Element and region listings:
┌──

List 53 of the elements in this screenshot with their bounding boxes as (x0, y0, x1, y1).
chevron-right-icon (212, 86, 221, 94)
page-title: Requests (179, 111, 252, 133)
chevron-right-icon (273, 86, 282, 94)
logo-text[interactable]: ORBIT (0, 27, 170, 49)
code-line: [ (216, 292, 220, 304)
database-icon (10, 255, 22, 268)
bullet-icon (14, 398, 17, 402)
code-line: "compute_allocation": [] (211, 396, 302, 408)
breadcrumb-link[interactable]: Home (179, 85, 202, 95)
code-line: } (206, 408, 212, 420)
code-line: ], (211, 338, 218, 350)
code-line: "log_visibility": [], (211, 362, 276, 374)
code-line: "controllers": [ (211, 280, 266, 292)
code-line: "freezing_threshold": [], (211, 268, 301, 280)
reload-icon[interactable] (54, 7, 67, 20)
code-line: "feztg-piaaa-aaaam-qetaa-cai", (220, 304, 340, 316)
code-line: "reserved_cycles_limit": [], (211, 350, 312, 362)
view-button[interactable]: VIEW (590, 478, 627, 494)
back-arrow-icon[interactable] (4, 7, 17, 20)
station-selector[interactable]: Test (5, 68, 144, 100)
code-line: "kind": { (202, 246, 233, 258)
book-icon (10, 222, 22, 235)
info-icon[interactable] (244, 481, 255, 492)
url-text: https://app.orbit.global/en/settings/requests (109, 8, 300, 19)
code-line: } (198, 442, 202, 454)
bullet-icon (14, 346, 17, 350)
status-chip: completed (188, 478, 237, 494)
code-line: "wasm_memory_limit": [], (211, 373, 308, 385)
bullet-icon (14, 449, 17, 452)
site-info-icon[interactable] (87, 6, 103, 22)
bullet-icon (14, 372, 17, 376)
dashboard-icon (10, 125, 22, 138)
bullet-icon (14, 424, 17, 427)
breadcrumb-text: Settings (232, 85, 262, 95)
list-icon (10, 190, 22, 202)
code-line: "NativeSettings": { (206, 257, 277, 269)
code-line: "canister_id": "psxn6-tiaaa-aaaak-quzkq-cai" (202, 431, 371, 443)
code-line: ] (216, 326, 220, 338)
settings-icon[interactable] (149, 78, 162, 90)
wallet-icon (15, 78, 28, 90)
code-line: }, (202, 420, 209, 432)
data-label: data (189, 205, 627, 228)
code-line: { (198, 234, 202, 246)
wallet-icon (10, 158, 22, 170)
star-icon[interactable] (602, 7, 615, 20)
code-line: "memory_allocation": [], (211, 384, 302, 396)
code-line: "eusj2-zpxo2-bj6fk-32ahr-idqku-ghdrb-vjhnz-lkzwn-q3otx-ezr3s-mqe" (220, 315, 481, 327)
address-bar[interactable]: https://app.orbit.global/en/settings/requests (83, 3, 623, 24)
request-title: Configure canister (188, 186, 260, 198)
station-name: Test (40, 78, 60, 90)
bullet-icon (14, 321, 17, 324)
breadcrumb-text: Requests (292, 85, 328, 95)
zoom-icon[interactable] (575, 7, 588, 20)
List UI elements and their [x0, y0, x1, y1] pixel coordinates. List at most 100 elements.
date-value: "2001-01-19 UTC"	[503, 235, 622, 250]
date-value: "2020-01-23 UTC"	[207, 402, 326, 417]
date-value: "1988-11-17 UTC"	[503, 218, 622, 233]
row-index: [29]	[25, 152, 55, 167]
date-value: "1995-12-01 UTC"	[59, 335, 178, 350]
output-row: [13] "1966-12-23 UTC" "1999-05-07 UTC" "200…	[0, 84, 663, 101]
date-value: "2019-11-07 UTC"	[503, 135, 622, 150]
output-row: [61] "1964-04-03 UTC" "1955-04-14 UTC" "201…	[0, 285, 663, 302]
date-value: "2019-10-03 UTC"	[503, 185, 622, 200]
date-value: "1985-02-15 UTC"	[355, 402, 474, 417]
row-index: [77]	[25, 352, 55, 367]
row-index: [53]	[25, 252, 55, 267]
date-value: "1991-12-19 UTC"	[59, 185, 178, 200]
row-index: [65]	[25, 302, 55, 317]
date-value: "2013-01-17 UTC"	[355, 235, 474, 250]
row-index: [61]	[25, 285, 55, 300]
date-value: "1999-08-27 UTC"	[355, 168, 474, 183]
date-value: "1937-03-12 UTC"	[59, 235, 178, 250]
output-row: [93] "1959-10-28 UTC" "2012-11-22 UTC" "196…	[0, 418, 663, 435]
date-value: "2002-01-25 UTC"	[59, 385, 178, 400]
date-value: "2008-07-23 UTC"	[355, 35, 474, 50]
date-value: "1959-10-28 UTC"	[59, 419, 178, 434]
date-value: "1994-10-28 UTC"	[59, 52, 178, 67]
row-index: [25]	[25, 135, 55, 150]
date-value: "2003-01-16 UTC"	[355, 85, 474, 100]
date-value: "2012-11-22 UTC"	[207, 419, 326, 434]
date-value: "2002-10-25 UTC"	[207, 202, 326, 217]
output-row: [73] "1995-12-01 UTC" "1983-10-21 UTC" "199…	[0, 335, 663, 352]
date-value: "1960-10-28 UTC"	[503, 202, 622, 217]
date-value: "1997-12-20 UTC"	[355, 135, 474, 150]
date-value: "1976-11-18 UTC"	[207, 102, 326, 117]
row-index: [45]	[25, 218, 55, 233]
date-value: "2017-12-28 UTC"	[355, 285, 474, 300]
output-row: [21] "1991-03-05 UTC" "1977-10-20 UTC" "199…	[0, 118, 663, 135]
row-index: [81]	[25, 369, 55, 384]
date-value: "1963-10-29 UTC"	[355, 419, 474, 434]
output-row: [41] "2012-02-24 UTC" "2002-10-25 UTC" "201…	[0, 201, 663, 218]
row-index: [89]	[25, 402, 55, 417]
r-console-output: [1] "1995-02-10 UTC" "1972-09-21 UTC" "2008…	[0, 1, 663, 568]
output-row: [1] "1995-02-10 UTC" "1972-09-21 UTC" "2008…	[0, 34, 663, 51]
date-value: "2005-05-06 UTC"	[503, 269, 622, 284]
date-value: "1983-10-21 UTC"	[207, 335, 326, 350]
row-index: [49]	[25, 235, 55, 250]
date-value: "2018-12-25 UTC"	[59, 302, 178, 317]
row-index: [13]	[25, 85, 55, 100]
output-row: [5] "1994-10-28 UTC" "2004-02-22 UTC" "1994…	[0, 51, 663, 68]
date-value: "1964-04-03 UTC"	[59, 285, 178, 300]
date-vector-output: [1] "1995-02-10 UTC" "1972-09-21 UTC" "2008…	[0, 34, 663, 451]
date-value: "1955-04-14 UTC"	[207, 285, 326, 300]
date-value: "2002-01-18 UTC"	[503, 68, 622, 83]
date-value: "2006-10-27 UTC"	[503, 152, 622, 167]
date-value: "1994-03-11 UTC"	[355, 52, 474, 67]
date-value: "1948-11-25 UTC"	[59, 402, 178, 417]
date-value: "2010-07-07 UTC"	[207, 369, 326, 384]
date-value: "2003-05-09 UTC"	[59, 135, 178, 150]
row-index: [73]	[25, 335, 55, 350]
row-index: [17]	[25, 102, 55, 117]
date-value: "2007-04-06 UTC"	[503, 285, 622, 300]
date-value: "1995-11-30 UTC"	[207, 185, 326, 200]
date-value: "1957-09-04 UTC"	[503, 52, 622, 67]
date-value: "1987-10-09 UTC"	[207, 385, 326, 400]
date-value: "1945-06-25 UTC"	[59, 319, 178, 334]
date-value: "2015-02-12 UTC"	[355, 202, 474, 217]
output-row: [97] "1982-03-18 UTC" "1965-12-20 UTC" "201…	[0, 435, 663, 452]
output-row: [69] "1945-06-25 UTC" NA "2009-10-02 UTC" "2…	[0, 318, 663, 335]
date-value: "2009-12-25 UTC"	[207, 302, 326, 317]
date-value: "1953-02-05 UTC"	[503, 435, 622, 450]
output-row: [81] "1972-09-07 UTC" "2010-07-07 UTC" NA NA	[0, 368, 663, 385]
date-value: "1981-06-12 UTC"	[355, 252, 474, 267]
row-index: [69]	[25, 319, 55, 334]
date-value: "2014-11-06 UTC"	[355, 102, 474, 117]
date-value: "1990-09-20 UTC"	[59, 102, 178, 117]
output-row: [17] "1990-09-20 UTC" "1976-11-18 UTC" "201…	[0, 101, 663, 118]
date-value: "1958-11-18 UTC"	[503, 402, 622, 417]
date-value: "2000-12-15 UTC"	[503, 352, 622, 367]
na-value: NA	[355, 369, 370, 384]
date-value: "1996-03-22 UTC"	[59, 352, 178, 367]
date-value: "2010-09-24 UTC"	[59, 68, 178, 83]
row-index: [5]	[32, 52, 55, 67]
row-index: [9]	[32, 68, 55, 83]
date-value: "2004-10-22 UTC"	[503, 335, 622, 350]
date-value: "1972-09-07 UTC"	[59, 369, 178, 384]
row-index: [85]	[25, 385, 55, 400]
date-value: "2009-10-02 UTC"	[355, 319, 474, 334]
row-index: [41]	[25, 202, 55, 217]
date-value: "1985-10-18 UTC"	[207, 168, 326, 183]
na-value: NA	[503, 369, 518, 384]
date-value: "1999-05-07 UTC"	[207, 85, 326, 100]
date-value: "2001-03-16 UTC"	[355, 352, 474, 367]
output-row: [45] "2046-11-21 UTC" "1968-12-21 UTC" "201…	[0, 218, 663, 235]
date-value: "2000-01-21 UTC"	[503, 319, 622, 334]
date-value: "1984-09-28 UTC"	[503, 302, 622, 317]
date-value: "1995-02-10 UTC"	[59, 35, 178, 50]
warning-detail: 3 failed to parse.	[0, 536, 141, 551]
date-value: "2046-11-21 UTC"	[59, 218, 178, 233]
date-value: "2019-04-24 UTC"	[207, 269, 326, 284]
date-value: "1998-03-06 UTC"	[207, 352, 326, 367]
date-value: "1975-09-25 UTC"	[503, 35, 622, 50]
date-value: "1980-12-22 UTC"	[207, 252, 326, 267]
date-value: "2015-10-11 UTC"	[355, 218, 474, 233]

└──

## What this task involves
Could you copy the data word for word, starting at its first line and stopping after the line that contains "234, 202, 246)"?

## Answer in full
List 53 of the elements in this screenshot with their bounding boxes as (x0, y0, x1, y1).
chevron-right-icon (212, 86, 221, 94)
page-title: Requests (179, 111, 252, 133)
chevron-right-icon (273, 86, 282, 94)
logo-text[interactable]: ORBIT (0, 27, 170, 49)
code-line: [ (216, 292, 220, 304)
database-icon (10, 255, 22, 268)
bullet-icon (14, 398, 17, 402)
code-line: "compute_allocation": [] (211, 396, 302, 408)
breadcrumb-link[interactable]: Home (179, 85, 202, 95)
code-line: } (206, 408, 212, 420)
code-line: ], (211, 338, 218, 350)
code-line: "log_visibility": [], (211, 362, 276, 374)
code-line: "controllers": [ (211, 280, 266, 292)
code-line: "freezing_threshold": [], (211, 268, 301, 280)
reload-icon[interactable] (54, 7, 67, 20)
code-line: "feztg-piaaa-aaaam-qetaa-cai", (220, 304, 340, 316)
code-line: "reserved_cycles_limit": [], (211, 350, 312, 362)
view-button[interactable]: VIEW (590, 478, 627, 494)
back-arrow-icon[interactable] (4, 7, 17, 20)
station-selector[interactable]: Test (5, 68, 144, 100)
code-line: "kind": { (202, 246, 233, 258)
book-icon (10, 222, 22, 235)
info-icon[interactable] (244, 481, 255, 492)
url-text: https://app.orbit.global/en/settings/requests (109, 8, 300, 19)
code-line: } (198, 442, 202, 454)
bullet-icon (14, 346, 17, 350)
status-chip: completed (188, 478, 237, 494)
code-line: "wasm_memory_limit": [], (211, 373, 308, 385)
bullet-icon (14, 449, 17, 452)
site-info-icon[interactable] (87, 6, 103, 22)
bullet-icon (14, 372, 17, 376)
dashboard-icon (10, 125, 22, 138)
bullet-icon (14, 424, 17, 427)
breadcrumb-text: Settings (232, 85, 262, 95)
list-icon (10, 190, 22, 202)
code-line: "NativeSettings": { (206, 257, 277, 269)
code-line: "canister_id": "psxn6-tiaaa-aaaak-quzkq-cai" (202, 431, 371, 443)
code-line: ] (216, 326, 220, 338)
settings-icon[interactable] (149, 78, 162, 90)
wallet-icon (15, 78, 28, 90)
code-line: }, (202, 420, 209, 432)
data-label: data (189, 205, 627, 228)
code-line: { (198, 234, 202, 246)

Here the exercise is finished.